Activity
Using the records that follow, copy every line containing the word "siRNA".

Data items
§ §
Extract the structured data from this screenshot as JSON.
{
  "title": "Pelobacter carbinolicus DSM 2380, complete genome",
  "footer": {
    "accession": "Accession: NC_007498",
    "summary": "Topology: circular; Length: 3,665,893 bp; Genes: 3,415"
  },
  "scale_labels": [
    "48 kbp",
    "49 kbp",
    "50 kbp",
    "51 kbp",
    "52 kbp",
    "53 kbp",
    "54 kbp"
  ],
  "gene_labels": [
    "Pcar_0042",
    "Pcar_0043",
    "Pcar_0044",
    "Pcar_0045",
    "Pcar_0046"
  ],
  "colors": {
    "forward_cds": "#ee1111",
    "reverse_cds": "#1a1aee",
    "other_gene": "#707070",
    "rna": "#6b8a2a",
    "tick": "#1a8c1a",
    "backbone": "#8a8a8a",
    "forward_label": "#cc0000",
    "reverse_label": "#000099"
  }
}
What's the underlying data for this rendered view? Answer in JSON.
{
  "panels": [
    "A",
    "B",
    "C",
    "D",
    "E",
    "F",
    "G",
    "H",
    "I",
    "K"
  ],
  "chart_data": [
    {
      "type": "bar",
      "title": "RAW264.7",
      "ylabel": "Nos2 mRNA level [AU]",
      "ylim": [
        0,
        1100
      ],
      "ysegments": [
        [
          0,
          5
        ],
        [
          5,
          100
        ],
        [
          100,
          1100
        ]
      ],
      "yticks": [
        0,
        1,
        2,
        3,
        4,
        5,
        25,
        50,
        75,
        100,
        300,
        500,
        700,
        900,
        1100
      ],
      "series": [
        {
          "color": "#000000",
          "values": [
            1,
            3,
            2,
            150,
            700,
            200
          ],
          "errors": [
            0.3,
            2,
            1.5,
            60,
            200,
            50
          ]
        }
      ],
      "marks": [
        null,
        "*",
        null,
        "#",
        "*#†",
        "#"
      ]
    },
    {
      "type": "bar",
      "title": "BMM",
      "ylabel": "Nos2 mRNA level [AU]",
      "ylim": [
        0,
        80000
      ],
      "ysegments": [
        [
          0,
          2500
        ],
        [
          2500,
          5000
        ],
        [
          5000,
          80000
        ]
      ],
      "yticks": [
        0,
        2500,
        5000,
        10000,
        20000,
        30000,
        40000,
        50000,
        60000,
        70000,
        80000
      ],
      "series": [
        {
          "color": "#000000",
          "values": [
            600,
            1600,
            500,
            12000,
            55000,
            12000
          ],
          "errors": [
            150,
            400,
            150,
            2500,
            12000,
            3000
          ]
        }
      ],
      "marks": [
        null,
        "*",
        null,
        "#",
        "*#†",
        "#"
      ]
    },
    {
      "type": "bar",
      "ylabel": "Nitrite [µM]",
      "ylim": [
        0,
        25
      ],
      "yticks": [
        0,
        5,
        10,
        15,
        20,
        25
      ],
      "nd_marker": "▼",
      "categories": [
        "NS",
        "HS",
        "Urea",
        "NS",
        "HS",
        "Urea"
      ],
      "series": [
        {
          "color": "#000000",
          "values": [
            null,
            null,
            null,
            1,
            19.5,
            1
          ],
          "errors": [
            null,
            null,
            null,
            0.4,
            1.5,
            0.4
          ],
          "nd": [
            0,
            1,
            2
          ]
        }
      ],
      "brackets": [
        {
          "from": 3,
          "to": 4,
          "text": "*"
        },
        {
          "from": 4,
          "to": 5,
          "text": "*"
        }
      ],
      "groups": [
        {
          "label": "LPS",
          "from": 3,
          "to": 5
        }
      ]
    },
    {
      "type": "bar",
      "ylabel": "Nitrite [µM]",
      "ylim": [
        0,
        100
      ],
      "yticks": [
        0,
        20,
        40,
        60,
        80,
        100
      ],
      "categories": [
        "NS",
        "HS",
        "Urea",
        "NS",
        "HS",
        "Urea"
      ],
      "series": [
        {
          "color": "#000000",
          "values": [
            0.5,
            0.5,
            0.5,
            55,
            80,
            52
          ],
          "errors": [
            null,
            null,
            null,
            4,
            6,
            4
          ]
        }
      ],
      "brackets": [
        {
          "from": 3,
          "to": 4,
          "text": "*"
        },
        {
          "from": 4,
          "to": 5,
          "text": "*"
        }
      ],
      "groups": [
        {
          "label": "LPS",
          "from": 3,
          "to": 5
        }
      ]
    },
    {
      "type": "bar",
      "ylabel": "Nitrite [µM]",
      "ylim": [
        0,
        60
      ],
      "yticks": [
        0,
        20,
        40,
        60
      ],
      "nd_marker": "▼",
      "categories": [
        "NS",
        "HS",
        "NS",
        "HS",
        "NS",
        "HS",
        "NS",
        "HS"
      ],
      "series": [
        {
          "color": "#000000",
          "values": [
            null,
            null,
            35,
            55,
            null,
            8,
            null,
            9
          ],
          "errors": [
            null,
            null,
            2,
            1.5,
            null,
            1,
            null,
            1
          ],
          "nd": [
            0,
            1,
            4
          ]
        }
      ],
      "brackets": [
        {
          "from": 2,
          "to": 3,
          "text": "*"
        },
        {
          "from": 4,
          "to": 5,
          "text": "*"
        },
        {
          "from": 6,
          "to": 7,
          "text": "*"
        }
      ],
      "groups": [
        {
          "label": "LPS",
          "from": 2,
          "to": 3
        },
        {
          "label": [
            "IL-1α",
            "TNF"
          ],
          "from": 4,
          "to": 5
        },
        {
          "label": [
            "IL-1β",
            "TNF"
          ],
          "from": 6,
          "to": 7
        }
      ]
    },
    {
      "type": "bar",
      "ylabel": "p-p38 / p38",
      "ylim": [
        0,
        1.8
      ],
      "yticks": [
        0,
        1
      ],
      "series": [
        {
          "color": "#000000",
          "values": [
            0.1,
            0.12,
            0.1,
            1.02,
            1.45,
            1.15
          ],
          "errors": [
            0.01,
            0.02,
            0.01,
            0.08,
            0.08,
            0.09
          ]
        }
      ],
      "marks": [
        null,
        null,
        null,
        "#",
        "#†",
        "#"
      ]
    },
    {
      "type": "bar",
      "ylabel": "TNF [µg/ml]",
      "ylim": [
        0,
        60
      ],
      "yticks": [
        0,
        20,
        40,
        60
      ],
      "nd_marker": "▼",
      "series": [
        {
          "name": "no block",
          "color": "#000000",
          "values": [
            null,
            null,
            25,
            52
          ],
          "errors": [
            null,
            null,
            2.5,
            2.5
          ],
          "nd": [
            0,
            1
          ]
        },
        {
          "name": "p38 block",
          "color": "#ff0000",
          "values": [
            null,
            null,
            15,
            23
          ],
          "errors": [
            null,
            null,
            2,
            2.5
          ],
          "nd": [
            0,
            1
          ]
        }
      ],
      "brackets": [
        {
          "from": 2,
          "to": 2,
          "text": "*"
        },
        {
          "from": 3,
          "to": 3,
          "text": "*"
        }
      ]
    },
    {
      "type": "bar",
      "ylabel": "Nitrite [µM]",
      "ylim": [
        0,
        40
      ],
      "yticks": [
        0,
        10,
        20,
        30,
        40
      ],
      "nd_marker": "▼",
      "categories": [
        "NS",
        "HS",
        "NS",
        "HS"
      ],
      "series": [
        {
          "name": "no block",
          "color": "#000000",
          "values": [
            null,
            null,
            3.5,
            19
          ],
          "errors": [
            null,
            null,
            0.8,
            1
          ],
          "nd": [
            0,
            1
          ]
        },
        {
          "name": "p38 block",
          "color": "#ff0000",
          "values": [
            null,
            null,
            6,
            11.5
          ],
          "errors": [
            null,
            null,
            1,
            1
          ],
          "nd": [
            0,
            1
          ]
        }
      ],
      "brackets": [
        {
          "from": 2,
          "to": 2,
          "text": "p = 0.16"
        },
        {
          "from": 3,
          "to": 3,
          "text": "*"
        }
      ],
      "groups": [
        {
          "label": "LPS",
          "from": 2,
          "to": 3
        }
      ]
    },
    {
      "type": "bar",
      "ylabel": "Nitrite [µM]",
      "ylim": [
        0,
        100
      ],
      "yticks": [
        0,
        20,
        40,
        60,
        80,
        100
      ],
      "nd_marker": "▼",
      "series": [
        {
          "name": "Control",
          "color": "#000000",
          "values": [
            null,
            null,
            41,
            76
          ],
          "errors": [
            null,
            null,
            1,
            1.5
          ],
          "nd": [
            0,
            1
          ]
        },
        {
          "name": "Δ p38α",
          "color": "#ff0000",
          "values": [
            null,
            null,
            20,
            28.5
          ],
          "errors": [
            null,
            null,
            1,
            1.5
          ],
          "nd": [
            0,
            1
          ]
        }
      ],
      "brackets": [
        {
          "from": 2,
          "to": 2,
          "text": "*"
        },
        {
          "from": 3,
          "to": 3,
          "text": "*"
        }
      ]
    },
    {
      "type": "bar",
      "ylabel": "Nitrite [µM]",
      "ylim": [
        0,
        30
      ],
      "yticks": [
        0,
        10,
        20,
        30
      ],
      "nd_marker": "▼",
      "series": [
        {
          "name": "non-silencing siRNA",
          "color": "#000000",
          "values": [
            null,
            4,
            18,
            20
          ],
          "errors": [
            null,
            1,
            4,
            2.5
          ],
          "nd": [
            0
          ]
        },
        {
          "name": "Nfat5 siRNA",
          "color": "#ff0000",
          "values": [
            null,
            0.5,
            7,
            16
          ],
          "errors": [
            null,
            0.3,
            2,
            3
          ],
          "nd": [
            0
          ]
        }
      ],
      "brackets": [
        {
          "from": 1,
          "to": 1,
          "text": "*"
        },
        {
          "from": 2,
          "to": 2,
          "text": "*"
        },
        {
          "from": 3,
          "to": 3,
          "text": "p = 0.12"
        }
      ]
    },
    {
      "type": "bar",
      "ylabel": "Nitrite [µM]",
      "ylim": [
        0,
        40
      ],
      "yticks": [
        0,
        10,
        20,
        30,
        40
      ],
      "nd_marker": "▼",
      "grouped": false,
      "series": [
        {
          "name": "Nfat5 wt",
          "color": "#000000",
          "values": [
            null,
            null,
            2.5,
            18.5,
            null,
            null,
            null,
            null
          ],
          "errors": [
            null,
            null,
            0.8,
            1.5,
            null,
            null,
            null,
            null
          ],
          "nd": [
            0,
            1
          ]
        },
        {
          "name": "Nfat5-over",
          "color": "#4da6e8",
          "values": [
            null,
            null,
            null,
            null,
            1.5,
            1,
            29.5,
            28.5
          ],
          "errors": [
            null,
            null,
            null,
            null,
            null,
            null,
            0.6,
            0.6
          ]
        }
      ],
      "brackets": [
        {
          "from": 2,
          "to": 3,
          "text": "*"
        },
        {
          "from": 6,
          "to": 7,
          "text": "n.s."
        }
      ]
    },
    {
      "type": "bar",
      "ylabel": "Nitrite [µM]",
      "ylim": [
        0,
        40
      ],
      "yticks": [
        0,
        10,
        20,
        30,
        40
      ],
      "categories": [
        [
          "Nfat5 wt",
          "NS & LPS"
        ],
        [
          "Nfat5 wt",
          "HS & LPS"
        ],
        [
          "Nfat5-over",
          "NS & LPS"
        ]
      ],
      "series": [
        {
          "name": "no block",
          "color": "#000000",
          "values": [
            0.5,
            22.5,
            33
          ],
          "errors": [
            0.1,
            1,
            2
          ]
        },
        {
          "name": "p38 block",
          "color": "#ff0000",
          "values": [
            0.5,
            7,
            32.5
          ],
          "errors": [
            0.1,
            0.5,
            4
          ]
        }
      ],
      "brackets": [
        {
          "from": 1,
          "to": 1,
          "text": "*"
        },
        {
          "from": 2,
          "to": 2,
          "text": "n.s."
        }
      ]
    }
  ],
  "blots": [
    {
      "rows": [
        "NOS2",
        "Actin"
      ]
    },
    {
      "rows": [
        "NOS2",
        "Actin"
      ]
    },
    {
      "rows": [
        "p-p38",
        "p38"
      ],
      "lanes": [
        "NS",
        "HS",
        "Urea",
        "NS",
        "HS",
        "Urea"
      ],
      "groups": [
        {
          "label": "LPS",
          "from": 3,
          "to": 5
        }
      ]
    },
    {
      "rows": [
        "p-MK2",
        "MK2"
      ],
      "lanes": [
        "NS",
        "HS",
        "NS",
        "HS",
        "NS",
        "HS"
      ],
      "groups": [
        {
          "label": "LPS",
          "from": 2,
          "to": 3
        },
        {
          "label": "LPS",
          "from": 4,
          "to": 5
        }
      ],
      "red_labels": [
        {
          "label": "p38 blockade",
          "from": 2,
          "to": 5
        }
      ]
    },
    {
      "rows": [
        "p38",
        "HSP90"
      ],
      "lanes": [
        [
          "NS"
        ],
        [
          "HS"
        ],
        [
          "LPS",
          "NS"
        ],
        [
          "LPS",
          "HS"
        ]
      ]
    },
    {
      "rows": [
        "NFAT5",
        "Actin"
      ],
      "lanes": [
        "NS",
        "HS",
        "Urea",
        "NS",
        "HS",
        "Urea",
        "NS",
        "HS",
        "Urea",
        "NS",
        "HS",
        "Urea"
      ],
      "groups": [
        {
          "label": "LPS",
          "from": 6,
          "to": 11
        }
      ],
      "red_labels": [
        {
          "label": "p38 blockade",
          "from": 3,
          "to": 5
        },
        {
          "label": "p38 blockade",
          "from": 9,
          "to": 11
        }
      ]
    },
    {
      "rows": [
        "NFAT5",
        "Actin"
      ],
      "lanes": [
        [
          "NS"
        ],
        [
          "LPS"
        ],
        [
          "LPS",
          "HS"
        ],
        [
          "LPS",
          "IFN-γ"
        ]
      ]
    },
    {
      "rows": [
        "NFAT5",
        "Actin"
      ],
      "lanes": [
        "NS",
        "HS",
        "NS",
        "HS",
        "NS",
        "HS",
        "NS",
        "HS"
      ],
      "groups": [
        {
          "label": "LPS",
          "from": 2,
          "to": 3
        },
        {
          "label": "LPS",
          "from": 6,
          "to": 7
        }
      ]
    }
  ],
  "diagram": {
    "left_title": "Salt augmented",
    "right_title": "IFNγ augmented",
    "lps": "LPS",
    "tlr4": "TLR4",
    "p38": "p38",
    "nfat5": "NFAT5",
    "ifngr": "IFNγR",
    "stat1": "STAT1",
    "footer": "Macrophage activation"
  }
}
§ §
Reply to the exercise
          "name": "non-silencing siRNA",
          "name": "Nfat5 siRNA",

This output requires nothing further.